[BEGIN Dataset content]

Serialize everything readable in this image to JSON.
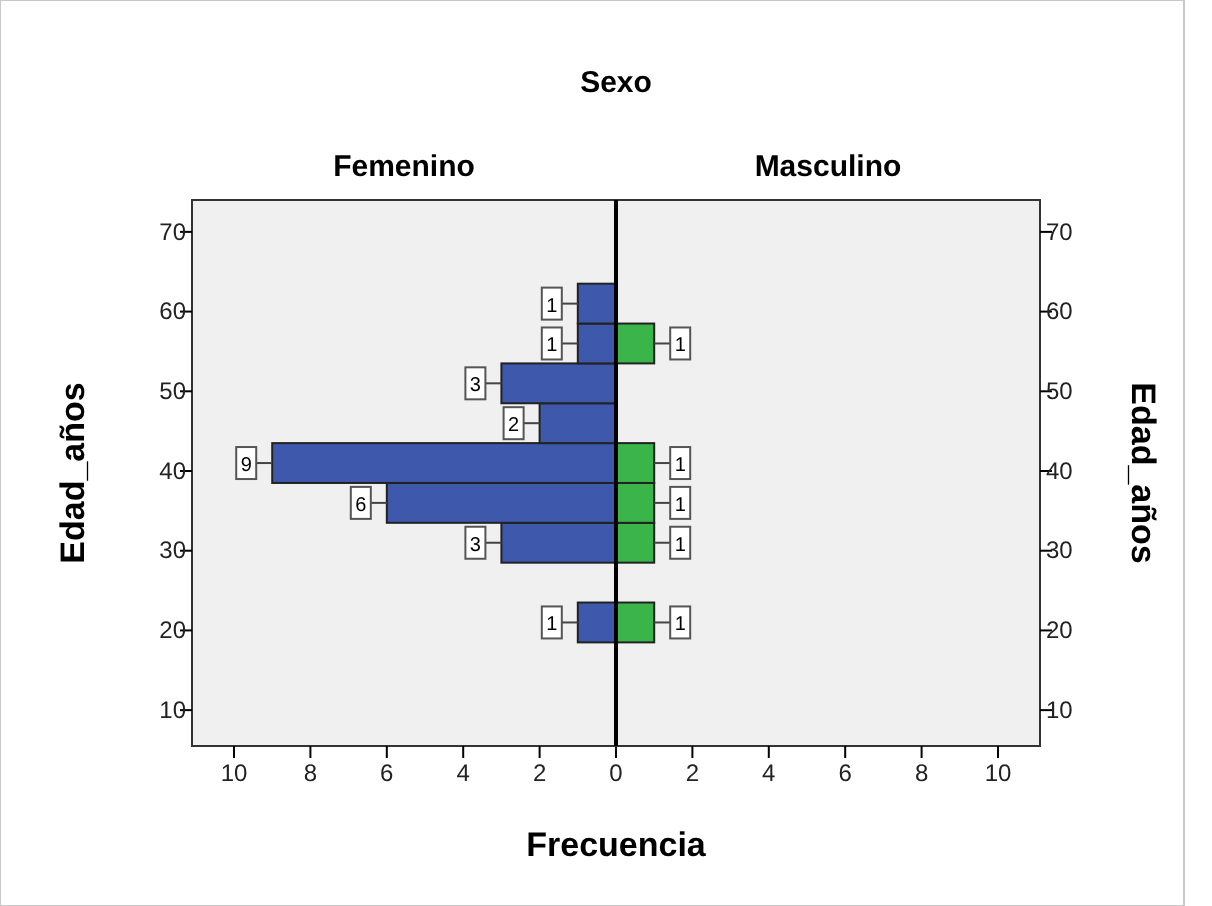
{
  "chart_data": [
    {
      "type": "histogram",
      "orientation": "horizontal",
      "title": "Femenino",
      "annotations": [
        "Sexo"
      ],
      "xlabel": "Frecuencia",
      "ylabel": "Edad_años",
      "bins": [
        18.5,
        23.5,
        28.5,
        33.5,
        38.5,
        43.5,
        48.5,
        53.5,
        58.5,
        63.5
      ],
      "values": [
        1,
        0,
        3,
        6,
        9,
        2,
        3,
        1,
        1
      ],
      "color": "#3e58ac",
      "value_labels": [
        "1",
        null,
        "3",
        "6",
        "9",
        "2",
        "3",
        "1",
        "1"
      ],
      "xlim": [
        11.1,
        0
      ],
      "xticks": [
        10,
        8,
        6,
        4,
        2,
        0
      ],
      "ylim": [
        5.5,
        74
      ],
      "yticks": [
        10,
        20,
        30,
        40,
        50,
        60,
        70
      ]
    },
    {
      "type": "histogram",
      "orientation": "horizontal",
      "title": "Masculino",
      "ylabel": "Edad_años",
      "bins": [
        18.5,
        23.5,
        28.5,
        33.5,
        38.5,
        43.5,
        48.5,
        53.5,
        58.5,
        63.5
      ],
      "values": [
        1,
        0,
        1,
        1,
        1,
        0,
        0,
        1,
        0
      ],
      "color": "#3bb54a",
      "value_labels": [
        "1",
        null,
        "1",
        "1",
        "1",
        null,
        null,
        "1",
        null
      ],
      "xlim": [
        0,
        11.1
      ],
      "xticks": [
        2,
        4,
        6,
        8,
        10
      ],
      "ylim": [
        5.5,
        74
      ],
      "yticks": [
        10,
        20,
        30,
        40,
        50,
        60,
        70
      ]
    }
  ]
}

[END Dataset content]

→ Exercise directions
Reproduce the data word for word, excluding its pictures.

→ Task answer
Serialize everything readable in this image to JSON.
{
  "chart_data": [
    {
      "type": "histogram",
      "orientation": "horizontal",
      "title": "Femenino",
      "annotations": [
        "Sexo"
      ],
      "xlabel": "Frecuencia",
      "ylabel": "Edad_años",
      "bins": [
        18.5,
        23.5,
        28.5,
        33.5,
        38.5,
        43.5,
        48.5,
        53.5,
        58.5,
        63.5
      ],
      "values": [
        1,
        0,
        3,
        6,
        9,
        2,
        3,
        1,
        1
      ],
      "color": "#3e58ac",
      "value_labels": [
        "1",
        null,
        "3",
        "6",
        "9",
        "2",
        "3",
        "1",
        "1"
      ],
      "xlim": [
        11.1,
        0
      ],
      "xticks": [
        10,
        8,
        6,
        4,
        2,
        0
      ],
      "ylim": [
        5.5,
        74
      ],
      "yticks": [
        10,
        20,
        30,
        40,
        50,
        60,
        70
      ]
    },
    {
      "type": "histogram",
      "orientation": "horizontal",
      "title": "Masculino",
      "ylabel": "Edad_años",
      "bins": [
        18.5,
        23.5,
        28.5,
        33.5,
        38.5,
        43.5,
        48.5,
        53.5,
        58.5,
        63.5
      ],
      "values": [
        1,
        0,
        1,
        1,
        1,
        0,
        0,
        1,
        0
      ],
      "color": "#3bb54a",
      "value_labels": [
        "1",
        null,
        "1",
        "1",
        "1",
        null,
        null,
        "1",
        null
      ],
      "xlim": [
        0,
        11.1
      ],
      "xticks": [
        2,
        4,
        6,
        8,
        10
      ],
      "ylim": [
        5.5,
        74
      ],
      "yticks": [
        10,
        20,
        30,
        40,
        50,
        60,
        70
      ]
    }
  ]
}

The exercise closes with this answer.